>> BEGIN

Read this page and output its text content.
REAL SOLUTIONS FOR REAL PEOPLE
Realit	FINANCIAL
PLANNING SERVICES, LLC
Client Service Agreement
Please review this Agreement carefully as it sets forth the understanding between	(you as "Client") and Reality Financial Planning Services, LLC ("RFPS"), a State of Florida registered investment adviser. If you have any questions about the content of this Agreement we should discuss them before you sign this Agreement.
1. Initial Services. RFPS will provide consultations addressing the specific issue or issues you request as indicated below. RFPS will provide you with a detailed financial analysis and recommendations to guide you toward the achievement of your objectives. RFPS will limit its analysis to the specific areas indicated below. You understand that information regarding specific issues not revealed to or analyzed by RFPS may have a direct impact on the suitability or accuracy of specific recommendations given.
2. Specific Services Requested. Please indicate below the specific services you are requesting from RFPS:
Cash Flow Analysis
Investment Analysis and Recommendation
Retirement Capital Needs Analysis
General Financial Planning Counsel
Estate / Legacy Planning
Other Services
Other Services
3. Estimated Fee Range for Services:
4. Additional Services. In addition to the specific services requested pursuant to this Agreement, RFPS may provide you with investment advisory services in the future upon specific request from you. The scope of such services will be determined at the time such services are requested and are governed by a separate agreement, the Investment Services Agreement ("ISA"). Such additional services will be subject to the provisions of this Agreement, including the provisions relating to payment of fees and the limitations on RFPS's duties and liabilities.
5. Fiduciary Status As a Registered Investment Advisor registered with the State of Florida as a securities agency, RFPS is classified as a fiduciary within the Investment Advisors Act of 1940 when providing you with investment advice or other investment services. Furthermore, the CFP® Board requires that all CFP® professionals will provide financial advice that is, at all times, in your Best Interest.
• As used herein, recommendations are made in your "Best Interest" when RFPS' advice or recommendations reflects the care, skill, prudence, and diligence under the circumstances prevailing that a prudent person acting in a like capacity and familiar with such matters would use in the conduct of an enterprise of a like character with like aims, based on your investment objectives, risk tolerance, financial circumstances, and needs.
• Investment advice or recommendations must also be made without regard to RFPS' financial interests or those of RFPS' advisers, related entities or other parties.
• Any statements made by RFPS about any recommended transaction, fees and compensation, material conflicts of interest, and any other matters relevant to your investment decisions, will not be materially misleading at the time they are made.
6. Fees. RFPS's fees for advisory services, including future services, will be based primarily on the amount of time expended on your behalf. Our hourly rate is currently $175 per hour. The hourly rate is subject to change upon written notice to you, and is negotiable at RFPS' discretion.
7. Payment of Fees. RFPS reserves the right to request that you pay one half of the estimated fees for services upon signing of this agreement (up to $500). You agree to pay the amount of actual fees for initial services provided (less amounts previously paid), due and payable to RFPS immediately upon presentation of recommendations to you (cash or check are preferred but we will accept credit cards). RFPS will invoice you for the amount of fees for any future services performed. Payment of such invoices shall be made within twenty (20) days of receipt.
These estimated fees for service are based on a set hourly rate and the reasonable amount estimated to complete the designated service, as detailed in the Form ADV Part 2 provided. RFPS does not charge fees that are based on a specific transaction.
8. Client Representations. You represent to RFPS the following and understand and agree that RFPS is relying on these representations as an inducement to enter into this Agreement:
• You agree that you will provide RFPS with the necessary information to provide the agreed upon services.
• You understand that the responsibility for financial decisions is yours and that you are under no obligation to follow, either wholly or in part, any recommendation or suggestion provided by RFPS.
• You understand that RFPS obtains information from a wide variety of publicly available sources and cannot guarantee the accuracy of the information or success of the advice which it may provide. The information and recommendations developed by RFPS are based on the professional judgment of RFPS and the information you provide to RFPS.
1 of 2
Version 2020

>> END

SHORT TASK.
Repeat the lines above exactly.

SOLUTION TO THIS TASK.
Read this page and output its text content.
REAL SOLUTIONS FOR REAL PEOPLE
Realit	FINANCIAL
PLANNING SERVICES, LLC
Client Service Agreement
Please review this Agreement carefully as it sets forth the understanding between	(you as "Client") and Reality Financial Planning Services, LLC ("RFPS"), a State of Florida registered investment adviser. If you have any questions about the content of this Agreement we should discuss them before you sign this Agreement.
1. Initial Services. RFPS will provide consultations addressing the specific issue or issues you request as indicated below. RFPS will provide you with a detailed financial analysis and recommendations to guide you toward the achievement of your objectives. RFPS will limit its analysis to the specific areas indicated below. You understand that information regarding specific issues not revealed to or analyzed by RFPS may have a direct impact on the suitability or accuracy of specific recommendations given.
2. Specific Services Requested. Please indicate below the specific services you are requesting from RFPS:
Cash Flow Analysis
Investment Analysis and Recommendation
Retirement Capital Needs Analysis
General Financial Planning Counsel
Estate / Legacy Planning
Other Services
Other Services
3. Estimated Fee Range for Services:
4. Additional Services. In addition to the specific services requested pursuant to this Agreement, RFPS may provide you with investment advisory services in the future upon specific request from you. The scope of such services will be determined at the time such services are requested and are governed by a separate agreement, the Investment Services Agreement ("ISA"). Such additional services will be subject to the provisions of this Agreement, including the provisions relating to payment of fees and the limitations on RFPS's duties and liabilities.
5. Fiduciary Status As a Registered Investment Advisor registered with the State of Florida as a securities agency, RFPS is classified as a fiduciary within the Investment Advisors Act of 1940 when providing you with investment advice or other investment services. Furthermore, the CFP® Board requires that all CFP® professionals will provide financial advice that is, at all times, in your Best Interest.
• As used herein, recommendations are made in your "Best Interest" when RFPS' advice or recommendations reflects the care, skill, prudence, and diligence under the circumstances prevailing that a prudent person acting in a like capacity and familiar with such matters would use in the conduct of an enterprise of a like character with like aims, based on your investment objectives, risk tolerance, financial circumstances, and needs.
• Investment advice or recommendations must also be made without regard to RFPS' financial interests or those of RFPS' advisers, related entities or other parties.
• Any statements made by RFPS about any recommended transaction, fees and compensation, material conflicts of interest, and any other matters relevant to your investment decisions, will not be materially misleading at the time they are made.
6. Fees. RFPS's fees for advisory services, including future services, will be based primarily on the amount of time expended on your behalf. Our hourly rate is currently $175 per hour. The hourly rate is subject to change upon written notice to you, and is negotiable at RFPS' discretion.
7. Payment of Fees. RFPS reserves the right to request that you pay one half of the estimated fees for services upon signing of this agreement (up to $500). You agree to pay the amount of actual fees for initial services provided (less amounts previously paid), due and payable to RFPS immediately upon presentation of recommendations to you (cash or check are preferred but we will accept credit cards). RFPS will invoice you for the amount of fees for any future services performed. Payment of such invoices shall be made within twenty (20) days of receipt.
These estimated fees for service are based on a set hourly rate and the reasonable amount estimated to complete the designated service, as detailed in the Form ADV Part 2 provided. RFPS does not charge fees that are based on a specific transaction.
8. Client Representations. You represent to RFPS the following and understand and agree that RFPS is relying on these representations as an inducement to enter into this Agreement:
• You agree that you will provide RFPS with the necessary information to provide the agreed upon services.
• You understand that the responsibility for financial decisions is yours and that you are under no obligation to follow, either wholly or in part, any recommendation or suggestion provided by RFPS.
• You understand that RFPS obtains information from a wide variety of publicly available sources and cannot guarantee the accuracy of the information or success of the advice which it may provide. The information and recommendations developed by RFPS are based on the professional judgment of RFPS and the information you provide to RFPS.
1 of 2
Version 2020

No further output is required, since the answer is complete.